%%

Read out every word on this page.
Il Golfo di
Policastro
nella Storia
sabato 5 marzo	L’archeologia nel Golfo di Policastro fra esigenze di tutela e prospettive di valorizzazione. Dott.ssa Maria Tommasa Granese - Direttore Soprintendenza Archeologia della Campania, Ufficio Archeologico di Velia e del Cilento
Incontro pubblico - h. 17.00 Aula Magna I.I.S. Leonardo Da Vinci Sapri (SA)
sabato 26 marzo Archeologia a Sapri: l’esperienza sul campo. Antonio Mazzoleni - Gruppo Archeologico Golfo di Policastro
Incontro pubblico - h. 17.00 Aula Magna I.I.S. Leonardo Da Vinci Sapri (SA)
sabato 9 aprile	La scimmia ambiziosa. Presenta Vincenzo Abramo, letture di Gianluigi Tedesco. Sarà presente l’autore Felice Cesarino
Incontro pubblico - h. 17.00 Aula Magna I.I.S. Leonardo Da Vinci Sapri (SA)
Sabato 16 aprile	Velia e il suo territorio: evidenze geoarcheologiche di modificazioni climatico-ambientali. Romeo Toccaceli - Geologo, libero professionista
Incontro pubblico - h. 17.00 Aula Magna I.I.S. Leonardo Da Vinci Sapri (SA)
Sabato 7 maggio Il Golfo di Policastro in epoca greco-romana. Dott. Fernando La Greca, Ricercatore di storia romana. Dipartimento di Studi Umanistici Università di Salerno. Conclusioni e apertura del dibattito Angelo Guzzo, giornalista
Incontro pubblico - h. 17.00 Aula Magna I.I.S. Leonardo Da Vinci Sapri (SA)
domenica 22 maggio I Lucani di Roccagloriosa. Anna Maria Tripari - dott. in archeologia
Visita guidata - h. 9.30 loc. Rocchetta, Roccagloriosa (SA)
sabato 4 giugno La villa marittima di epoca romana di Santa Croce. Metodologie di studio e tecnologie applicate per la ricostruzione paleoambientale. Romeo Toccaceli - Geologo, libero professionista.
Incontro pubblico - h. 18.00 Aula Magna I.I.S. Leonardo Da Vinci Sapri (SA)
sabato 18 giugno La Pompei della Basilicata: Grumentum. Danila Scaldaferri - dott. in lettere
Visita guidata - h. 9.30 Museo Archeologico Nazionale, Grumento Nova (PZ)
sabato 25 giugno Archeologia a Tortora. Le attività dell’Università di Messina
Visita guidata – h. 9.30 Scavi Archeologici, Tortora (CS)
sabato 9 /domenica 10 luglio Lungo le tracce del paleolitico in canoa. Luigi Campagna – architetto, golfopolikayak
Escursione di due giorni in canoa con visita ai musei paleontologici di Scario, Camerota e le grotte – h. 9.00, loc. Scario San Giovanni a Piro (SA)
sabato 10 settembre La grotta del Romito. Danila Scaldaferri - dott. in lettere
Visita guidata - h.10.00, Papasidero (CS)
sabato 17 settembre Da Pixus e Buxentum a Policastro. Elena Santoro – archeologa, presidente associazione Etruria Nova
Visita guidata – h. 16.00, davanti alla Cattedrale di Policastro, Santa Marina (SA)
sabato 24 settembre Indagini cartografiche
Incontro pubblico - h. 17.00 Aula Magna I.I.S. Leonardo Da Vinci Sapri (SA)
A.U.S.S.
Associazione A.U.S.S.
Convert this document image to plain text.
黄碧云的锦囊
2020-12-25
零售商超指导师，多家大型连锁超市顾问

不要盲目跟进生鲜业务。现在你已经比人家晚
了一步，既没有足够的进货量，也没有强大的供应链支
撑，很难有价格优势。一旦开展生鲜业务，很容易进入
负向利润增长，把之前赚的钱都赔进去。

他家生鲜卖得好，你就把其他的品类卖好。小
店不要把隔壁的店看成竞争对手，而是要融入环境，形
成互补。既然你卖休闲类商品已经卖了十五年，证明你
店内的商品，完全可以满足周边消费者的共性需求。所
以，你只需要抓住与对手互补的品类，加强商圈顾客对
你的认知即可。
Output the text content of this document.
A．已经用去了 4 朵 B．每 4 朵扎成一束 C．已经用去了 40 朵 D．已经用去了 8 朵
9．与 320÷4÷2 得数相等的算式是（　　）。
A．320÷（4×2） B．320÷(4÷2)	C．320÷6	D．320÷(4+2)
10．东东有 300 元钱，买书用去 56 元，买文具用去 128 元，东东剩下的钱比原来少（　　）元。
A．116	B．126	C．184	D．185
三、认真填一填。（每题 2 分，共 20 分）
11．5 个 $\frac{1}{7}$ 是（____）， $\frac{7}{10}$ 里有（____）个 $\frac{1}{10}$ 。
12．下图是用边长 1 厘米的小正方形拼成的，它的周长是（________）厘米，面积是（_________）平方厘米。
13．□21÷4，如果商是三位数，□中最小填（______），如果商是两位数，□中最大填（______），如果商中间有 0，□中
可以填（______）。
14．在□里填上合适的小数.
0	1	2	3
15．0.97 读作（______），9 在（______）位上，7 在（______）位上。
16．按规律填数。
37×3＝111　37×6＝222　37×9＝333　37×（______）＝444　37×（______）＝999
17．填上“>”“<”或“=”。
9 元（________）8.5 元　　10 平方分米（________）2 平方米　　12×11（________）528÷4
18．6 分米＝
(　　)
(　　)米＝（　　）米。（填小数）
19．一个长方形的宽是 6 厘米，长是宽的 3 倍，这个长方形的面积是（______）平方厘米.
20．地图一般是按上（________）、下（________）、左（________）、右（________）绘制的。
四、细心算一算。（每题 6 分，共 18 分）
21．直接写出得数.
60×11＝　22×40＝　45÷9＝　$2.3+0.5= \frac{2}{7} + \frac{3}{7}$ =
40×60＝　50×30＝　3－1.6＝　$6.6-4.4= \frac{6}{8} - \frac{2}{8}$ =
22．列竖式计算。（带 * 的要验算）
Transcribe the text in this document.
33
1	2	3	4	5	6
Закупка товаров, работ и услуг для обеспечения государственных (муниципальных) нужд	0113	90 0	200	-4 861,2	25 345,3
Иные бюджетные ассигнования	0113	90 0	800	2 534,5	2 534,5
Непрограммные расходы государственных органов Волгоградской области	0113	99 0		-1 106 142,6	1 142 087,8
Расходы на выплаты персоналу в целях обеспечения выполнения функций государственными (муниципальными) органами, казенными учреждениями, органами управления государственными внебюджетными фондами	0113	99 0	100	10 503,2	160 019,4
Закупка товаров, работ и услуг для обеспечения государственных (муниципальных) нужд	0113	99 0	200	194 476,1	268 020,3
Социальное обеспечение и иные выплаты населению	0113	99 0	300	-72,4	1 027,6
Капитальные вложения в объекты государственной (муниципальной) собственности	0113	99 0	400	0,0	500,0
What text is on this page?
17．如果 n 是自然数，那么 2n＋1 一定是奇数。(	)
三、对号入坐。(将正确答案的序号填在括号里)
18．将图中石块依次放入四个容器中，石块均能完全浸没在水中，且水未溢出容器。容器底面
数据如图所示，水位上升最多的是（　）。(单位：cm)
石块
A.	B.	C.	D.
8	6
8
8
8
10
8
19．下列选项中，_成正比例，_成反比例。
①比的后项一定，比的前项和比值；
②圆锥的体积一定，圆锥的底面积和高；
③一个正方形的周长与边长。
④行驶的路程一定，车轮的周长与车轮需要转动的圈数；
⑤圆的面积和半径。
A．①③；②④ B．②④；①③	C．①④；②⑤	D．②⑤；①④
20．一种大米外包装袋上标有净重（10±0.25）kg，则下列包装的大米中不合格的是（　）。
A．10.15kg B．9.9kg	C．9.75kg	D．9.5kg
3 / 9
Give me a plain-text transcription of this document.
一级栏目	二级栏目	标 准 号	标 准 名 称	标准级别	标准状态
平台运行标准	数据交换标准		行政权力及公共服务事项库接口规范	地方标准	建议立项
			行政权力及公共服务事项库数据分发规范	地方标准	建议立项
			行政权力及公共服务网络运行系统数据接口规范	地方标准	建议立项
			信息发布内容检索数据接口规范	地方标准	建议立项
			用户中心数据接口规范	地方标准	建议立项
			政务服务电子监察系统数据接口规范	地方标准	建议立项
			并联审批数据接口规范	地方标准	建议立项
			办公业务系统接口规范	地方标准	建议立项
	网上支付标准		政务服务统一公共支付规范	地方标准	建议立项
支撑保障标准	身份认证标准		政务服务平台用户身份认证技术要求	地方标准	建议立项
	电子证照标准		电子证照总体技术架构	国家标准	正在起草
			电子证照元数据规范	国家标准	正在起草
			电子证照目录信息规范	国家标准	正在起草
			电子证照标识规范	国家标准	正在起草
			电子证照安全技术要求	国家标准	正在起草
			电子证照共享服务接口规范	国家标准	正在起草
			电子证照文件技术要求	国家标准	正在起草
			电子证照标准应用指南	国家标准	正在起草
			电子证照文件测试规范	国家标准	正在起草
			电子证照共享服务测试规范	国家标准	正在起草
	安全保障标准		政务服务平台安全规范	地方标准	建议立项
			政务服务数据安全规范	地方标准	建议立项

%%

__WHAT YOU SHOULD DO__
Take the line in which "Give me a plain-text" occurs and each subsequent line through the end; give these lines again without alteration.

__EXERCISE RESPONSE__
Give me a plain-text transcription of this document.
一级栏目	二级栏目	标 准 号	标 准 名 称	标准级别	标准状态
平台运行标准	数据交换标准		行政权力及公共服务事项库接口规范	地方标准	建议立项
			行政权力及公共服务事项库数据分发规范	地方标准	建议立项
			行政权力及公共服务网络运行系统数据接口规范	地方标准	建议立项
			信息发布内容检索数据接口规范	地方标准	建议立项
			用户中心数据接口规范	地方标准	建议立项
			政务服务电子监察系统数据接口规范	地方标准	建议立项
			并联审批数据接口规范	地方标准	建议立项
			办公业务系统接口规范	地方标准	建议立项
	网上支付标准		政务服务统一公共支付规范	地方标准	建议立项
支撑保障标准	身份认证标准		政务服务平台用户身份认证技术要求	地方标准	建议立项
	电子证照标准		电子证照总体技术架构	国家标准	正在起草
			电子证照元数据规范	国家标准	正在起草
			电子证照目录信息规范	国家标准	正在起草
			电子证照标识规范	国家标准	正在起草
			电子证照安全技术要求	国家标准	正在起草
			电子证照共享服务接口规范	国家标准	正在起草
			电子证照文件技术要求	国家标准	正在起草
			电子证照标准应用指南	国家标准	正在起草
			电子证照文件测试规范	国家标准	正在起草
			电子证照共享服务测试规范	国家标准	正在起草
	安全保障标准		政务服务平台安全规范	地方标准	建议立项
			政务服务数据安全规范	地方标准	建议立项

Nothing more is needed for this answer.